### What you will do
Pull every line of the entries that has the word "thumb".

### Records excerpted from a collection

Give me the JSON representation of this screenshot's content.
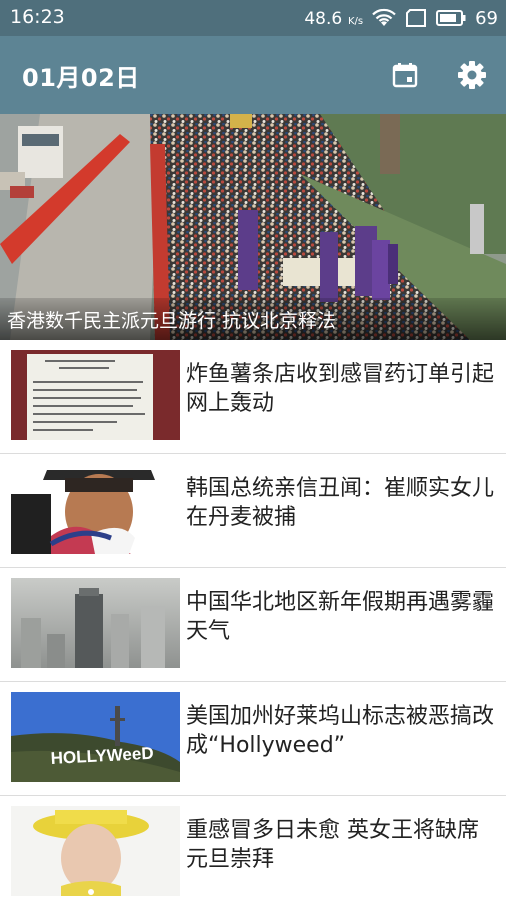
{
  "status_bar": {
    "time": "16:23",
    "speed": "48.6",
    "speed_unit": "K/s",
    "battery": "69",
    "icons": [
      "wifi-icon",
      "sim-icon",
      "battery-icon"
    ]
  },
  "app_bar": {
    "date": "01月02日",
    "icons": [
      "calendar-icon",
      "settings-gear-icon"
    ],
    "color": "#5d8494"
  },
  "hero": {
    "caption": "香港数千民主派元旦游行 抗议北京释法"
  },
  "news": [
    {
      "title": "炸鱼薯条店收到感冒药订单引起网上轰动",
      "thumb": "receipt-image"
    },
    {
      "title": "韩国总统亲信丑闻：崔顺实女儿在丹麦被捕",
      "thumb": "rider-image"
    },
    {
      "title": "中国华北地区新年假期再遇雾霾天气",
      "thumb": "smog-city-image"
    },
    {
      "title": "美国加州好莱坞山标志被恶搞改成“Hollyweed”",
      "thumb": "hollyweed-sign-image",
      "sign_text": "HOLLYWeeD"
    },
    {
      "title": "重感冒多日未愈 英女王将缺席元旦崇拜",
      "thumb": "queen-image"
    }
  ],
  "colors": {
    "status_bar": "#4f6f7c",
    "app_bar": "#5d8494",
    "divider": "#dcdcdc",
    "title_text": "#222222"
  }
}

### Output for this exercise
      "thumb": "receipt-image"
      "thumb": "rider-image"
      "thumb": "smog-city-image"
      "thumb": "hollyweed-sign-image",
      "thumb": "queen-image"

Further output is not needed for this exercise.